(Rows from a dataset)

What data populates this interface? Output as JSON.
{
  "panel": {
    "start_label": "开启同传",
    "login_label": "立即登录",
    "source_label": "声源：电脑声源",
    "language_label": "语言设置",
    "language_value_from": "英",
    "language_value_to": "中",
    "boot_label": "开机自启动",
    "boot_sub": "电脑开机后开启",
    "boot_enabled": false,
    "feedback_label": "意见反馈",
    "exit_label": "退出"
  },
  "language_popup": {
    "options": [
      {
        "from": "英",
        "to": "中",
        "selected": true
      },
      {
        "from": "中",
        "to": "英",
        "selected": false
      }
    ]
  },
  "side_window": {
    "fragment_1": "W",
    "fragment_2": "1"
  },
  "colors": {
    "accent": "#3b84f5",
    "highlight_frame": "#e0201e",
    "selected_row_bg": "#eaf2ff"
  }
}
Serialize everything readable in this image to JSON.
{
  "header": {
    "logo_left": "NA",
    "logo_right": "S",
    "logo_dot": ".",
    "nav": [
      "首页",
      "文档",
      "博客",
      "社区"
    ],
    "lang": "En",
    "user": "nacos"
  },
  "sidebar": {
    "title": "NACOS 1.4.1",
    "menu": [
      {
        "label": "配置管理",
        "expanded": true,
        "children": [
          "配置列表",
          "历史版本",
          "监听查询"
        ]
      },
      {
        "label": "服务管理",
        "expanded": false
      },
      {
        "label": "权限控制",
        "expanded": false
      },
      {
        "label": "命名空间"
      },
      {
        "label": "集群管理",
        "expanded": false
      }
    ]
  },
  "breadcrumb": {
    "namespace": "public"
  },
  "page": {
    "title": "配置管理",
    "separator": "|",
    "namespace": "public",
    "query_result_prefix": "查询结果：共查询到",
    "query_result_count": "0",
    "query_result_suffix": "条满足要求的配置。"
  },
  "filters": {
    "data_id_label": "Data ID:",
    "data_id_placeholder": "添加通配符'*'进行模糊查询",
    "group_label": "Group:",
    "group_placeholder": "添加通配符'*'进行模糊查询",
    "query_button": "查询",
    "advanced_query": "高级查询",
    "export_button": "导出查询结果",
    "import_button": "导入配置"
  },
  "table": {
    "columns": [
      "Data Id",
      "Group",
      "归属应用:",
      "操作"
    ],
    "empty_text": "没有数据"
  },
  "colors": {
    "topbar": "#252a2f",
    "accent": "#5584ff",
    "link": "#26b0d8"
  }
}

### Set problem
Set out the complete listing exactly as shown.

### Result for this exercise
What data populates this interface? Output as JSON.
{
  "panel": {
    "start_label": "开启同传",
    "login_label": "立即登录",
    "source_label": "声源：电脑声源",
    "language_label": "语言设置",
    "language_value_from": "英",
    "language_value_to": "中",
    "boot_label": "开机自启动",
    "boot_sub": "电脑开机后开启",
    "boot_enabled": false,
    "feedback_label": "意见反馈",
    "exit_label": "退出"
  },
  "language_popup": {
    "options": [
      {
        "from": "英",
        "to": "中",
        "selected": true
      },
      {
        "from": "中",
        "to": "英",
        "selected": false
      }
    ]
  },
  "side_window": {
    "fragment_1": "W",
    "fragment_2": "1"
  },
  "colors": {
    "accent": "#3b84f5",
    "highlight_frame": "#e0201e",
    "selected_row_bg": "#eaf2ff"
  }
}
Serialize everything readable in this image to JSON.
{
  "header": {
    "logo_left": "NA",
    "logo_right": "S",
    "logo_dot": ".",
    "nav": [
      "首页",
      "文档",
      "博客",
      "社区"
    ],
    "lang": "En",
    "user": "nacos"
  },
  "sidebar": {
    "title": "NACOS 1.4.1",
    "menu": [
      {
        "label": "配置管理",
        "expanded": true,
        "children": [
          "配置列表",
          "历史版本",
          "监听查询"
        ]
      },
      {
        "label": "服务管理",
        "expanded": false
      },
      {
        "label": "权限控制",
        "expanded": false
      },
      {
        "label": "命名空间"
      },
      {
        "label": "集群管理",
        "expanded": false
      }
    ]
  },
  "breadcrumb": {
    "namespace": "public"
  },
  "page": {
    "title": "配置管理",
    "separator": "|",
    "namespace": "public",
    "query_result_prefix": "查询结果：共查询到",
    "query_result_count": "0",
    "query_result_suffix": "条满足要求的配置。"
  },
  "filters": {
    "data_id_label": "Data ID:",
    "data_id_placeholder": "添加通配符'*'进行模糊查询",
    "group_label": "Group:",
    "group_placeholder": "添加通配符'*'进行模糊查询",
    "query_button": "查询",
    "advanced_query": "高级查询",
    "export_button": "导出查询结果",
    "import_button": "导入配置"
  },
  "table": {
    "columns": [
      "Data Id",
      "Group",
      "归属应用:",
      "操作"
    ],
    "empty_text": "没有数据"
  },
  "colors": {
    "topbar": "#252a2f",
    "accent": "#5584ff",
    "link": "#26b0d8"
  }
}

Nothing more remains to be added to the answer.